(begin)

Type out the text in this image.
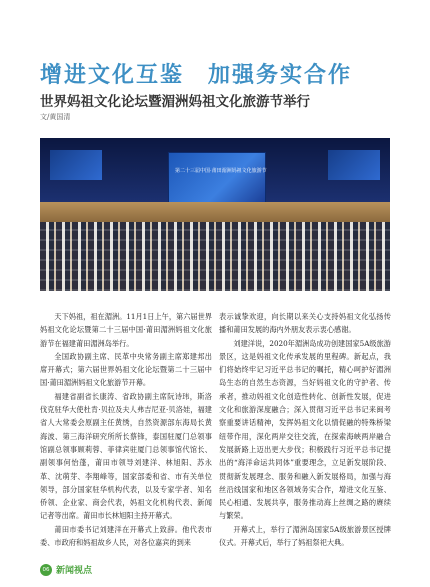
增进文化互鉴　加强务实合作
世界妈祖文化论坛暨湄洲妈祖文化旅游节举行
文/黄国清
第二十三届中国·莆田湄洲妈祖文化旅游节

天下妈祖，祖在湄洲。11月1日上午，第六届世界妈祖文化论坛暨第二十三届中国·莆田湄洲妈祖文化旅游节在福建莆田湄洲岛举行。

全国政协副主席、民革中央常务副主席郑建邦出席开幕式；第六届世界妈祖文化论坛暨第二十三届中国·莆田湄洲妈祖文化旅游节开幕。

福建省副省长康涛、省政协副主席阮诗玮，斯洛伐克驻华大使杜肯·贝拉及夫人弗吉尼亚·贝洛娃，福建省人大常委会原副主任黄绣，自然资源部东海局长黄海波、第三海洋研究所所长蔡锋，泰国驻厦门总领事馆副总领事顾莉蓉、菲律宾驻厦门总领事馆代馆长、副领事何怡蓬，莆田市领导刘建洋、林旭阳、苏永革、沈萌芽、李翔峰等，国家部委和省、市有关单位领导，部分国家驻华机构代表，以及专家学者、知名侨领、企业家、商会代表，妈祖文化机构代表、新闻记者等出席。莆田市长林旭阳主持开幕式。

莆田市委书记刘建洋在开幕式上致辞。他代表市委、市政府和妈祖故乡人民，对各位嘉宾的到来

表示诚挚欢迎，向长期以来关心支持妈祖文化弘扬传播和莆田发展的海内外朋友表示衷心感谢。

刘建洋说，2020年湄洲岛成功创建国家5A级旅游景区，这是妈祖文化传承发展的里程碑。新起点，我们将始终牢记习近平总书记的嘱托，精心呵护好湄洲岛生态的自然生态资源，当好妈祖文化的守护者、传承者，推动妈祖文化创造性转化、创新性发展，促进文化和旅游深度融合；深入贯彻习近平总书记来闽考察重要讲话精神，发挥妈祖文化以情促融的特殊桥梁纽带作用，深化两岸交往交流，在探索海峡两岸融合发展新路上迈出更大步伐；积极践行习近平总书记提出的“海洋命运共同体”重要理念，立足新发展阶段、贯彻新发展理念、服务和融入新发展格局，加强与海丝沿线国家和地区各领域务实合作，增进文化互鉴、民心相通、发展共享，服务推动海上丝绸之路的赓续与繁荣。

开幕式上，举行了湄洲岛国家5A级旅游景区授牌仪式。开幕式后，举行了妈祖祭祀大典。

06 新闻视点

(end)

• **Given request**
From start to finish, output the listing exactly, but omit its pictures.

• **Reply**
Type out the text in this image.
增进文化互鉴　加强务实合作
世界妈祖文化论坛暨湄洲妈祖文化旅游节举行
文/黄国清
第二十三届中国·莆田湄洲妈祖文化旅游节

天下妈祖，祖在湄洲。11月1日上午，第六届世界妈祖文化论坛暨第二十三届中国·莆田湄洲妈祖文化旅游节在福建莆田湄洲岛举行。

全国政协副主席、民革中央常务副主席郑建邦出席开幕式；第六届世界妈祖文化论坛暨第二十三届中国·莆田湄洲妈祖文化旅游节开幕。

福建省副省长康涛、省政协副主席阮诗玮，斯洛伐克驻华大使杜肯·贝拉及夫人弗吉尼亚·贝洛娃，福建省人大常委会原副主任黄绣，自然资源部东海局长黄海波、第三海洋研究所所长蔡锋，泰国驻厦门总领事馆副总领事顾莉蓉、菲律宾驻厦门总领事馆代馆长、副领事何怡蓬，莆田市领导刘建洋、林旭阳、苏永革、沈萌芽、李翔峰等，国家部委和省、市有关单位领导，部分国家驻华机构代表，以及专家学者、知名侨领、企业家、商会代表，妈祖文化机构代表、新闻记者等出席。莆田市长林旭阳主持开幕式。

莆田市委书记刘建洋在开幕式上致辞。他代表市委、市政府和妈祖故乡人民，对各位嘉宾的到来

表示诚挚欢迎，向长期以来关心支持妈祖文化弘扬传播和莆田发展的海内外朋友表示衷心感谢。

刘建洋说，2020年湄洲岛成功创建国家5A级旅游景区，这是妈祖文化传承发展的里程碑。新起点，我们将始终牢记习近平总书记的嘱托，精心呵护好湄洲岛生态的自然生态资源，当好妈祖文化的守护者、传承者，推动妈祖文化创造性转化、创新性发展，促进文化和旅游深度融合；深入贯彻习近平总书记来闽考察重要讲话精神，发挥妈祖文化以情促融的特殊桥梁纽带作用，深化两岸交往交流，在探索海峡两岸融合发展新路上迈出更大步伐；积极践行习近平总书记提出的“海洋命运共同体”重要理念，立足新发展阶段、贯彻新发展理念、服务和融入新发展格局，加强与海丝沿线国家和地区各领域务实合作，增进文化互鉴、民心相通、发展共享，服务推动海上丝绸之路的赓续与繁荣。

开幕式上，举行了湄洲岛国家5A级旅游景区授牌仪式。开幕式后，举行了妈祖祭祀大典。

06 新闻视点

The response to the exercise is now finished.